-- BEGIN Rows --

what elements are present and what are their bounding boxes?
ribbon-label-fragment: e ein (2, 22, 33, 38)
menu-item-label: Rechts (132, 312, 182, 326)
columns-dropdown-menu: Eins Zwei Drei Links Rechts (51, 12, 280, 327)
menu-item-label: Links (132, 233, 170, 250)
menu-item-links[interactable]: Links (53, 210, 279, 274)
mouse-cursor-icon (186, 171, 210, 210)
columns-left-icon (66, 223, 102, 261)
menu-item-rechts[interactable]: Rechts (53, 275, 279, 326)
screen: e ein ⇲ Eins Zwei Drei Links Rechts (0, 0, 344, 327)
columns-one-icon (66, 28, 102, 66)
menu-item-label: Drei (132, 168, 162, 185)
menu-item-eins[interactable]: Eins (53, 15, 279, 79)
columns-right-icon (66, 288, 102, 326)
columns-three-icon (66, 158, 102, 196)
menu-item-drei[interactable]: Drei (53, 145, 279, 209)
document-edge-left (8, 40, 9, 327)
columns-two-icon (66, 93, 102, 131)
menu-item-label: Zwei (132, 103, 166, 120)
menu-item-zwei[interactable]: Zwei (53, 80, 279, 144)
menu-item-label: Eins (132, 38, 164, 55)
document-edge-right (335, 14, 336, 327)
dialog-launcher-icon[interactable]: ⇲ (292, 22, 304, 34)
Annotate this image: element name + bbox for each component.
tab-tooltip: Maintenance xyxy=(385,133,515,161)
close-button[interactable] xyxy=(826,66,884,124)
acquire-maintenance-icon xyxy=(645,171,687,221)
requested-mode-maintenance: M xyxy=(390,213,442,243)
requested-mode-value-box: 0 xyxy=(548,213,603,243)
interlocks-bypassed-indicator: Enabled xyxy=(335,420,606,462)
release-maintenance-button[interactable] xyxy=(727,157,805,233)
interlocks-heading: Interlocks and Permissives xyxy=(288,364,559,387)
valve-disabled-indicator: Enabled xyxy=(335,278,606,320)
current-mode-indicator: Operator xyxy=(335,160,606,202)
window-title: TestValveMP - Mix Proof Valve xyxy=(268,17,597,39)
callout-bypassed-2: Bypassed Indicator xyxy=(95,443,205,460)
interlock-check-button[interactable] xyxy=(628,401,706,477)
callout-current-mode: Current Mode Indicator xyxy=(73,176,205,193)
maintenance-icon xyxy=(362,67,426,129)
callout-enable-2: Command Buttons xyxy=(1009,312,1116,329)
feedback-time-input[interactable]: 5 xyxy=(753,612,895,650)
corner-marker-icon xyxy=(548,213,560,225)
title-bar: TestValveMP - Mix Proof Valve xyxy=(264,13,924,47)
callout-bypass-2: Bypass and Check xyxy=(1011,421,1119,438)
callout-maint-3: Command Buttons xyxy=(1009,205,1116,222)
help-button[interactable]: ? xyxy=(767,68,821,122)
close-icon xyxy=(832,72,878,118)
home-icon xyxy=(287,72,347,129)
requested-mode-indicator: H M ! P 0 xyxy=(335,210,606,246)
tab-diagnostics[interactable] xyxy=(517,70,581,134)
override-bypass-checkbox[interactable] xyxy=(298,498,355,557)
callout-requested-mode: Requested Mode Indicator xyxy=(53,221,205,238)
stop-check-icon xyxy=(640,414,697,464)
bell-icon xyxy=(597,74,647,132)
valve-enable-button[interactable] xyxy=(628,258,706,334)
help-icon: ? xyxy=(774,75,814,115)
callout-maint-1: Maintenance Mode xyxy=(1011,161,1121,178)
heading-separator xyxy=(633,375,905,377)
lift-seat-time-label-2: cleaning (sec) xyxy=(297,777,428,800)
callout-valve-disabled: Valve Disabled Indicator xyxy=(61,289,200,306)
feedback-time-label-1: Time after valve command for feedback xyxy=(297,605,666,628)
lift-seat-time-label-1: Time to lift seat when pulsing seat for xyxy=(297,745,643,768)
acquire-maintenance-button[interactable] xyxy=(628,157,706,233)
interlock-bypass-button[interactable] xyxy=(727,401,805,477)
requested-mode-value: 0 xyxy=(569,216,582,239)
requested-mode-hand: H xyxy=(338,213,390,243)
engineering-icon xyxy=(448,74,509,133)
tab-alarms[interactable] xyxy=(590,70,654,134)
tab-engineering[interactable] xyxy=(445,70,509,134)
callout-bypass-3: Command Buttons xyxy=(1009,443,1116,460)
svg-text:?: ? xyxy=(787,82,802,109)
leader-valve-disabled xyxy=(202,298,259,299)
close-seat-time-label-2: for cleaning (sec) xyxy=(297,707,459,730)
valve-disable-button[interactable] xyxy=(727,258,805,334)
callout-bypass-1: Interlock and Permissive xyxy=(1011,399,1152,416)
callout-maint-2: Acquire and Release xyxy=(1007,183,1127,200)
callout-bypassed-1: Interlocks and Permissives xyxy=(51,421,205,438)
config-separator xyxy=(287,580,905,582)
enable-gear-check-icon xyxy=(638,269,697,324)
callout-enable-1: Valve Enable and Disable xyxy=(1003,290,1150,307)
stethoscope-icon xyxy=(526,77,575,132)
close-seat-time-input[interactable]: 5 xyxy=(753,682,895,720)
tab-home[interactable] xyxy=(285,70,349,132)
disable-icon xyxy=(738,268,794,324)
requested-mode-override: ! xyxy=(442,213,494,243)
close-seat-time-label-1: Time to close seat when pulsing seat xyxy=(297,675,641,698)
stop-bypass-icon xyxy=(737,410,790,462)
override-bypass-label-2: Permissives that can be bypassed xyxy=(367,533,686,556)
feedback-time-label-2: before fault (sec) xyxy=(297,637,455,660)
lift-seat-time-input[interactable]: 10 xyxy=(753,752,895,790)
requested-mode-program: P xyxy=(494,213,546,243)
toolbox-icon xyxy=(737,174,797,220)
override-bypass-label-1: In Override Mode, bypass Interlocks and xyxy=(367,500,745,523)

-- END Rows --

_Instruction_: Rewrite all the entries above with "Mix Proof Valve" changed to "Double Seat Valve" wherever it occurs, keeping every other line unchanged.

_Expected answer_:
what elements are present and what are their bounding boxes?
ribbon-label-fragment: e ein (2, 22, 33, 38)
menu-item-label: Rechts (132, 312, 182, 326)
columns-dropdown-menu: Eins Zwei Drei Links Rechts (51, 12, 280, 327)
menu-item-label: Links (132, 233, 170, 250)
menu-item-links[interactable]: Links (53, 210, 279, 274)
mouse-cursor-icon (186, 171, 210, 210)
columns-left-icon (66, 223, 102, 261)
menu-item-rechts[interactable]: Rechts (53, 275, 279, 326)
screen: e ein ⇲ Eins Zwei Drei Links Rechts (0, 0, 344, 327)
columns-one-icon (66, 28, 102, 66)
menu-item-label: Drei (132, 168, 162, 185)
menu-item-eins[interactable]: Eins (53, 15, 279, 79)
columns-right-icon (66, 288, 102, 326)
columns-three-icon (66, 158, 102, 196)
menu-item-drei[interactable]: Drei (53, 145, 279, 209)
document-edge-left (8, 40, 9, 327)
columns-two-icon (66, 93, 102, 131)
menu-item-label: Zwei (132, 103, 166, 120)
menu-item-zwei[interactable]: Zwei (53, 80, 279, 144)
menu-item-label: Eins (132, 38, 164, 55)
document-edge-right (335, 14, 336, 327)
dialog-launcher-icon[interactable]: ⇲ (292, 22, 304, 34)
Annotate this image: element name + bbox for each component.
tab-tooltip: Maintenance xyxy=(385,133,515,161)
close-button[interactable] xyxy=(826,66,884,124)
acquire-maintenance-icon xyxy=(645,171,687,221)
requested-mode-maintenance: M xyxy=(390,213,442,243)
requested-mode-value-box: 0 xyxy=(548,213,603,243)
interlocks-bypassed-indicator: Enabled xyxy=(335,420,606,462)
release-maintenance-button[interactable] xyxy=(727,157,805,233)
interlocks-heading: Interlocks and Permissives xyxy=(288,364,559,387)
valve-disabled-indicator: Enabled xyxy=(335,278,606,320)
current-mode-indicator: Operator xyxy=(335,160,606,202)
window-title: TestValveMP - Double Seat Valve xyxy=(268,17,597,39)
callout-bypassed-2: Bypassed Indicator xyxy=(95,443,205,460)
interlock-check-button[interactable] xyxy=(628,401,706,477)
callout-current-mode: Current Mode Indicator xyxy=(73,176,205,193)
maintenance-icon xyxy=(362,67,426,129)
callout-enable-2: Command Buttons xyxy=(1009,312,1116,329)
feedback-time-input[interactable]: 5 xyxy=(753,612,895,650)
corner-marker-icon xyxy=(548,213,560,225)
title-bar: TestValveMP - Double Seat Valve xyxy=(264,13,924,47)
callout-bypass-2: Bypass and Check xyxy=(1011,421,1119,438)
callout-maint-3: Command Buttons xyxy=(1009,205,1116,222)
help-button[interactable]: ? xyxy=(767,68,821,122)
close-icon xyxy=(832,72,878,118)
home-icon xyxy=(287,72,347,129)
requested-mode-indicator: H M ! P 0 xyxy=(335,210,606,246)
tab-diagnostics[interactable] xyxy=(517,70,581,134)
override-bypass-checkbox[interactable] xyxy=(298,498,355,557)
callout-requested-mode: Requested Mode Indicator xyxy=(53,221,205,238)
stop-check-icon xyxy=(640,414,697,464)
bell-icon xyxy=(597,74,647,132)
valve-enable-button[interactable] xyxy=(628,258,706,334)
help-icon: ? xyxy=(774,75,814,115)
callout-maint-1: Maintenance Mode xyxy=(1011,161,1121,178)
heading-separator xyxy=(633,375,905,377)
lift-seat-time-label-2: cleaning (sec) xyxy=(297,777,428,800)
callout-valve-disabled: Valve Disabled Indicator xyxy=(61,289,200,306)
feedback-time-label-1: Time after valve command for feedback xyxy=(297,605,666,628)
lift-seat-time-label-1: Time to lift seat when pulsing seat for xyxy=(297,745,643,768)
acquire-maintenance-button[interactable] xyxy=(628,157,706,233)
interlock-bypass-button[interactable] xyxy=(727,401,805,477)
requested-mode-value: 0 xyxy=(569,216,582,239)
requested-mode-hand: H xyxy=(338,213,390,243)
engineering-icon xyxy=(448,74,509,133)
tab-alarms[interactable] xyxy=(590,70,654,134)
tab-engineering[interactable] xyxy=(445,70,509,134)
callout-bypass-3: Command Buttons xyxy=(1009,443,1116,460)
svg-text:?: ? xyxy=(787,82,802,109)
leader-valve-disabled xyxy=(202,298,259,299)
close-seat-time-label-2: for cleaning (sec) xyxy=(297,707,459,730)
valve-disable-button[interactable] xyxy=(727,258,805,334)
callout-bypass-1: Interlock and Permissive xyxy=(1011,399,1152,416)
callout-maint-2: Acquire and Release xyxy=(1007,183,1127,200)
callout-bypassed-1: Interlocks and Permissives xyxy=(51,421,205,438)
config-separator xyxy=(287,580,905,582)
enable-gear-check-icon xyxy=(638,269,697,324)
callout-enable-1: Valve Enable and Disable xyxy=(1003,290,1150,307)
stethoscope-icon xyxy=(526,77,575,132)
close-seat-time-input[interactable]: 5 xyxy=(753,682,895,720)
tab-home[interactable] xyxy=(285,70,349,132)
disable-icon xyxy=(738,268,794,324)
requested-mode-override: ! xyxy=(442,213,494,243)
close-seat-time-label-1: Time to close seat when pulsing seat xyxy=(297,675,641,698)
stop-bypass-icon xyxy=(737,410,790,462)
override-bypass-label-2: Permissives that can be bypassed xyxy=(367,533,686,556)
feedback-time-label-2: before fault (sec) xyxy=(297,637,455,660)
lift-seat-time-input[interactable]: 10 xyxy=(753,752,895,790)
requested-mode-program: P xyxy=(494,213,546,243)
toolbox-icon xyxy=(737,174,797,220)
override-bypass-label-1: In Override Mode, bypass Interlocks and xyxy=(367,500,745,523)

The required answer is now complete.